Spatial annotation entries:
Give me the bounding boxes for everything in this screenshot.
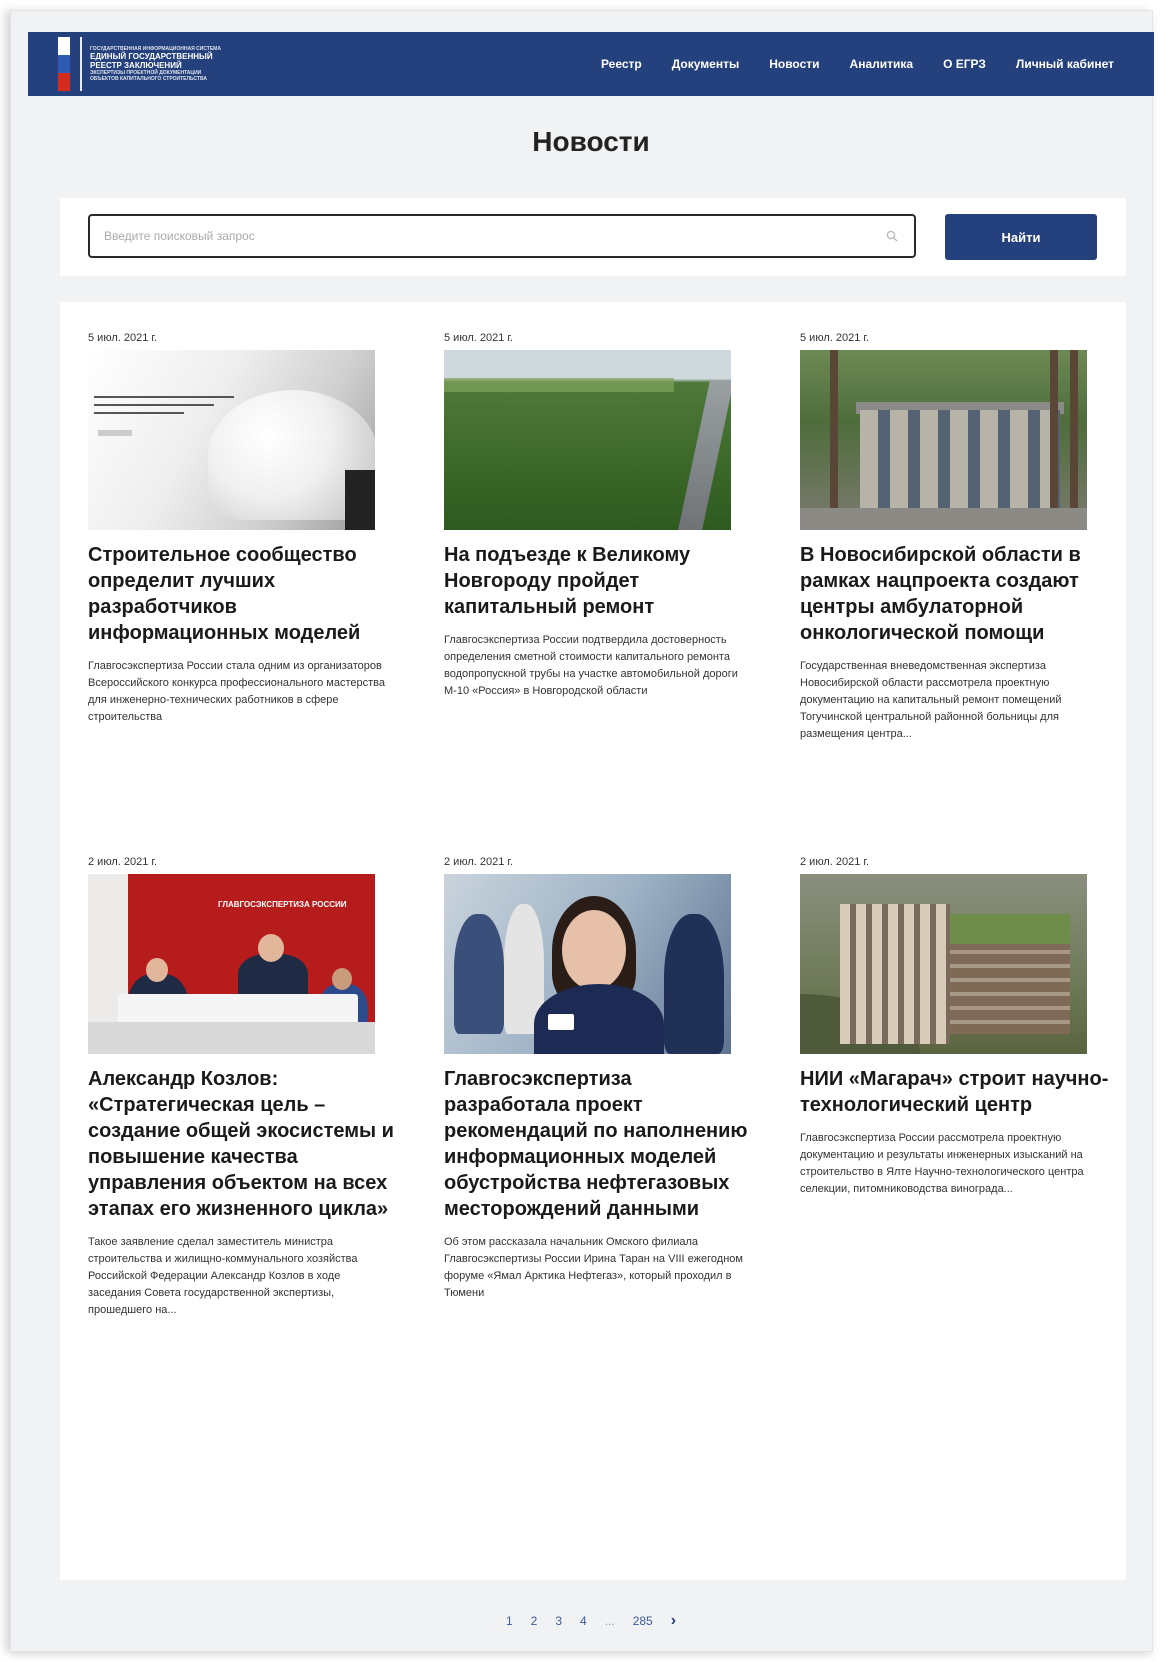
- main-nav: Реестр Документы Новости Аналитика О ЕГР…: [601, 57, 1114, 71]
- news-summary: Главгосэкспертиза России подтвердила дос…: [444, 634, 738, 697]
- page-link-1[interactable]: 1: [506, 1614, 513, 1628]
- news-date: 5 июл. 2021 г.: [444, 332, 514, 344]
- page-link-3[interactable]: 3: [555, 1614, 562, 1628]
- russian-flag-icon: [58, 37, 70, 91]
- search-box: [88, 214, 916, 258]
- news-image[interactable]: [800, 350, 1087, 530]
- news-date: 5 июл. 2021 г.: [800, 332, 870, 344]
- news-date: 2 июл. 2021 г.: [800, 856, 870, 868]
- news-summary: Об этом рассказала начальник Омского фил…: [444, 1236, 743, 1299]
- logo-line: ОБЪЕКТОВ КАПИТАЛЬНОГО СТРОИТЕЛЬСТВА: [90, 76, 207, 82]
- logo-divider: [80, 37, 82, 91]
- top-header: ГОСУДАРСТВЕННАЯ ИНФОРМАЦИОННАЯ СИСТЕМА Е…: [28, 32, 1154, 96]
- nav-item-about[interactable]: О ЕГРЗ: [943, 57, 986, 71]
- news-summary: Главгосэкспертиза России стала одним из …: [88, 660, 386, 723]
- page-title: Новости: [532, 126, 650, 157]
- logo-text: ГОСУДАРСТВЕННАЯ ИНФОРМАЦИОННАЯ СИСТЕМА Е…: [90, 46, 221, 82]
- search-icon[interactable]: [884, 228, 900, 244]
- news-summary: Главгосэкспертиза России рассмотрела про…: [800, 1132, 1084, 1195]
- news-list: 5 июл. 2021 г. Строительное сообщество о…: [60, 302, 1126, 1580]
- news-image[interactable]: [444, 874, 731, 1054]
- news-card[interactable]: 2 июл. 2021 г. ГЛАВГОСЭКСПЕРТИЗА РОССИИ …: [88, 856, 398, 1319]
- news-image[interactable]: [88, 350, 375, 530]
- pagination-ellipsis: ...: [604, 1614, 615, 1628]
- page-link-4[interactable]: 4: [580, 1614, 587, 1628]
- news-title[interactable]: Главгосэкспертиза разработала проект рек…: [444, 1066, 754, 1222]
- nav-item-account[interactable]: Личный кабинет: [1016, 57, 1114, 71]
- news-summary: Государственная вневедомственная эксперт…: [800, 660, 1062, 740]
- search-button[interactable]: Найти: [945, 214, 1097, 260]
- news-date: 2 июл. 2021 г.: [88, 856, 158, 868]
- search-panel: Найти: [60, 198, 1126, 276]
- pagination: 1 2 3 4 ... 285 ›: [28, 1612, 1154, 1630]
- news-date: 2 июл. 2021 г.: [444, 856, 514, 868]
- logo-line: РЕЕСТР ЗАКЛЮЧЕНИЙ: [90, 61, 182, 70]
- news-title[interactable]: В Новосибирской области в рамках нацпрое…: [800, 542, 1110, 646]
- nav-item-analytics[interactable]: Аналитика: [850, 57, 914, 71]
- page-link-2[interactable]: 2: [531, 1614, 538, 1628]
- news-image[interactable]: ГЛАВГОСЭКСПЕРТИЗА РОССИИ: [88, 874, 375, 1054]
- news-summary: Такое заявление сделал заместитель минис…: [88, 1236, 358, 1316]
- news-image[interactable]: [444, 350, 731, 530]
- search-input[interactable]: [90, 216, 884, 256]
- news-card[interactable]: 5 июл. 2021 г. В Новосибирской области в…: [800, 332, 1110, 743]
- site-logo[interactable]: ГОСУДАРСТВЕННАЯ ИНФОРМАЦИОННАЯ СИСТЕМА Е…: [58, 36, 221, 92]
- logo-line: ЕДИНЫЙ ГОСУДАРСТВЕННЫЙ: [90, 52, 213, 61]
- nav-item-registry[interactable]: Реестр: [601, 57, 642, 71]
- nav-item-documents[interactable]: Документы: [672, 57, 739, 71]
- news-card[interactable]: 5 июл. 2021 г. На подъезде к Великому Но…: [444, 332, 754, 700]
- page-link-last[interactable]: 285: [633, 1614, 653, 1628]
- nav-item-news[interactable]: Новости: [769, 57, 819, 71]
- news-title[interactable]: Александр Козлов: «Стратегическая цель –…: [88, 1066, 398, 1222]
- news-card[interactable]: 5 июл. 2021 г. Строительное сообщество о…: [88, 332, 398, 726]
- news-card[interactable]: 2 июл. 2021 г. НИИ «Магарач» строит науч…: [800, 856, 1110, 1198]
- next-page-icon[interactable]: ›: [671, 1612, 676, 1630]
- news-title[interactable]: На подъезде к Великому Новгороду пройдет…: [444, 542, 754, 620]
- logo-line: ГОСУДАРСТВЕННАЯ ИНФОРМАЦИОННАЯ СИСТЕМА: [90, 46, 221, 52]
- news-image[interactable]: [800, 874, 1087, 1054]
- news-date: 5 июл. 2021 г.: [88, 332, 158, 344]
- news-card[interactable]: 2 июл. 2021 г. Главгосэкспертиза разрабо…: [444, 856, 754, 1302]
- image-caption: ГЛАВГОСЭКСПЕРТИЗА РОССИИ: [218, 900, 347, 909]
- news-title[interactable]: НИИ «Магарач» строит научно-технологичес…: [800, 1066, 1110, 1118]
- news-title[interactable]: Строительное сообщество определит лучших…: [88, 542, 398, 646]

Given problem:
Convert the part of the listing that opens with the line containing "- main-nav: Реестр" and closes with the line containing "- nav-item-about[interactable]: О", both included, into a JSON list of strings with one string per line and blank lines omitted.

Exercise solution:
[
  "- main-nav: Реестр Документы Новости Аналитика О ЕГР…: [601, 57, 1114, 71]",
  "- news-summary: Главгосэкспертиза России подтвердила дос…: [444, 634, 738, 697]",
  "- page-link-1[interactable]: 1: [506, 1614, 513, 1628]",
  "- news-date: 5 июл. 2021 г.: [444, 332, 514, 344]",
  "- page-link-3[interactable]: 3: [555, 1614, 562, 1628]",
  "- russian-flag-icon: [58, 37, 70, 91]",
  "- search-box: [88, 214, 916, 258]",
  "- news-image[interactable]: [800, 350, 1087, 530]",
  "- news-date: 5 июл. 2021 г.: [800, 332, 870, 344]",
  "- news-date: 2 июл. 2021 г.: [800, 856, 870, 868]",
  "- news-summary: Об этом рассказала начальник Омского фил…: [444, 1236, 743, 1299]",
  "- logo-line: ОБЪЕКТОВ КАПИТАЛЬНОГО СТРОИТЕЛЬСТВА: [90, 76, 207, 82]",
  "- logo-divider: [80, 37, 82, 91]",
  "- top-header: ГОСУДАРСТВЕННАЯ ИНФОРМАЦИОННАЯ СИСТЕМА Е…: [28, 32, 1154, 96]",
  "- nav-item-about[interactable]: О ЕГРЗ: [943, 57, 986, 71]"
]